## What you should do
In the copy, keep every record exact and leave out all images.

(Dataset entries on figures)
+++
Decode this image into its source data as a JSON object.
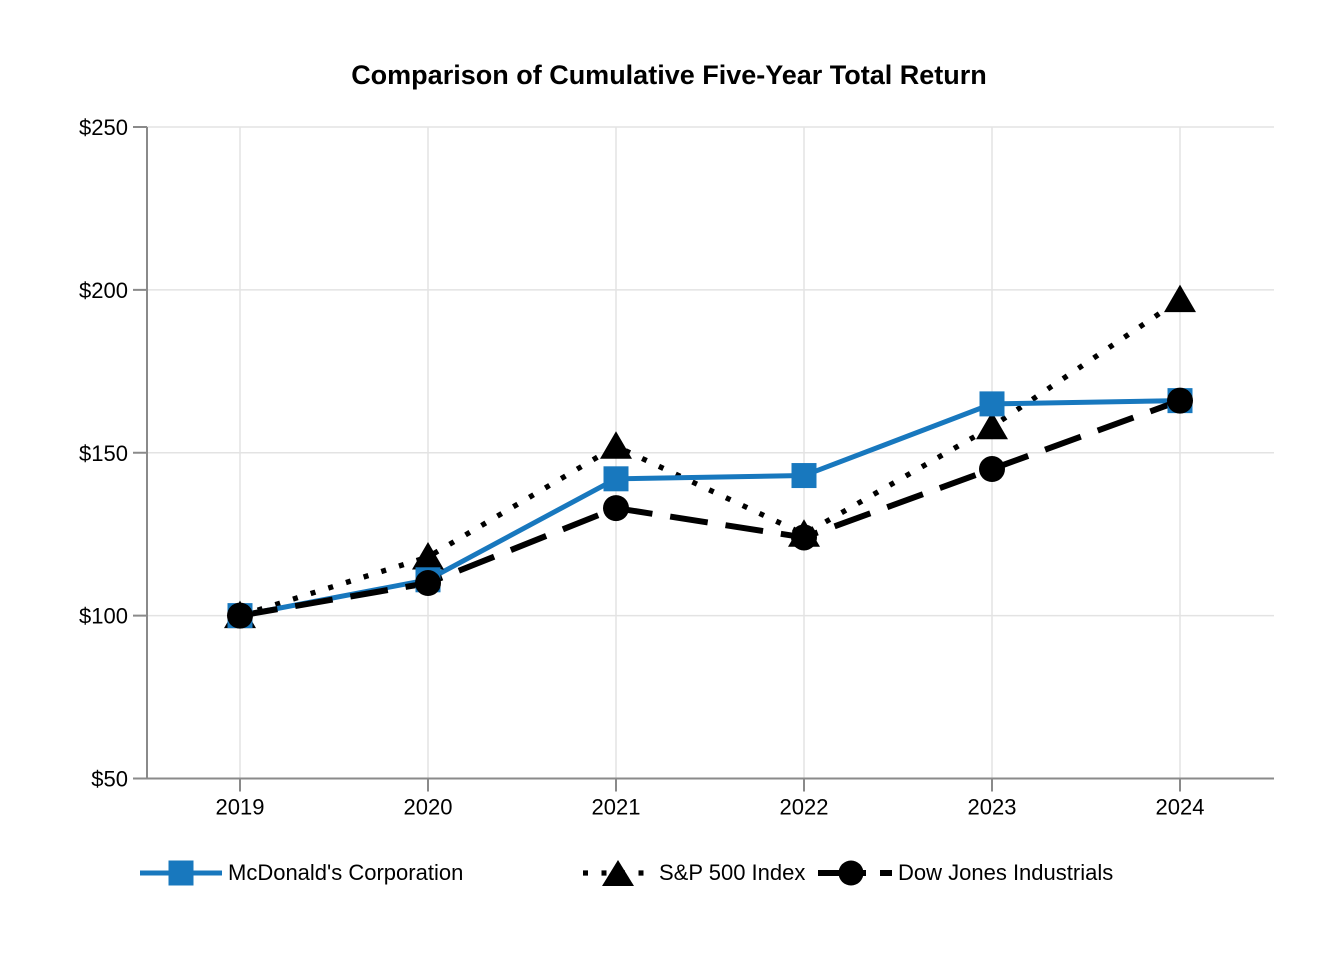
{
  "chart_data": {
    "type": "line",
    "title": "Comparison of Cumulative Five-Year Total Return",
    "x_tick_labels": [
      "2019",
      "2020",
      "2021",
      "2022",
      "2023",
      "2024"
    ],
    "y_ticks": [
      50,
      100,
      150,
      200,
      250
    ],
    "y_tick_labels": [
      "$50",
      "$100",
      "$150",
      "$200",
      "$250"
    ],
    "ylim": [
      50,
      250
    ],
    "grid": true,
    "legend_position": "bottom",
    "series": [
      {
        "name": "McDonald's Corporation",
        "marker": "square",
        "line_style": "solid",
        "color": "#1878be",
        "values": [
          100,
          111,
          142,
          143,
          165,
          166
        ]
      },
      {
        "name": "S&P 500 Index",
        "marker": "triangle",
        "line_style": "dotted",
        "color": "#000000",
        "values": [
          100,
          118,
          152,
          125,
          158,
          197
        ]
      },
      {
        "name": "Dow Jones Industrials",
        "marker": "circle",
        "line_style": "dashed",
        "color": "#000000",
        "values": [
          100,
          110,
          133,
          124,
          145,
          166
        ]
      }
    ]
  },
  "legend": {
    "items": [
      {
        "label": "McDonald's Corporation"
      },
      {
        "label": "S&P 500 Index"
      },
      {
        "label": "Dow Jones Industrials"
      }
    ]
  },
  "colors": {
    "mcd_blue": "#1878be",
    "series_black": "#000000",
    "gridline": "#e3e3e3",
    "axis": "#8a8a8a",
    "text": "#000000",
    "background": "#ffffff"
  }
}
+++
## Response
Decode this image into its source data as a JSON object.
{
  "chart_data": {
    "type": "line",
    "title": "Comparison of Cumulative Five-Year Total Return",
    "x_tick_labels": [
      "2019",
      "2020",
      "2021",
      "2022",
      "2023",
      "2024"
    ],
    "y_ticks": [
      50,
      100,
      150,
      200,
      250
    ],
    "y_tick_labels": [
      "$50",
      "$100",
      "$150",
      "$200",
      "$250"
    ],
    "ylim": [
      50,
      250
    ],
    "grid": true,
    "legend_position": "bottom",
    "series": [
      {
        "name": "McDonald's Corporation",
        "marker": "square",
        "line_style": "solid",
        "color": "#1878be",
        "values": [
          100,
          111,
          142,
          143,
          165,
          166
        ]
      },
      {
        "name": "S&P 500 Index",
        "marker": "triangle",
        "line_style": "dotted",
        "color": "#000000",
        "values": [
          100,
          118,
          152,
          125,
          158,
          197
        ]
      },
      {
        "name": "Dow Jones Industrials",
        "marker": "circle",
        "line_style": "dashed",
        "color": "#000000",
        "values": [
          100,
          110,
          133,
          124,
          145,
          166
        ]
      }
    ]
  },
  "legend": {
    "items": [
      {
        "label": "McDonald's Corporation"
      },
      {
        "label": "S&P 500 Index"
      },
      {
        "label": "Dow Jones Industrials"
      }
    ]
  },
  "colors": {
    "mcd_blue": "#1878be",
    "series_black": "#000000",
    "gridline": "#e3e3e3",
    "axis": "#8a8a8a",
    "text": "#000000",
    "background": "#ffffff"
  }
}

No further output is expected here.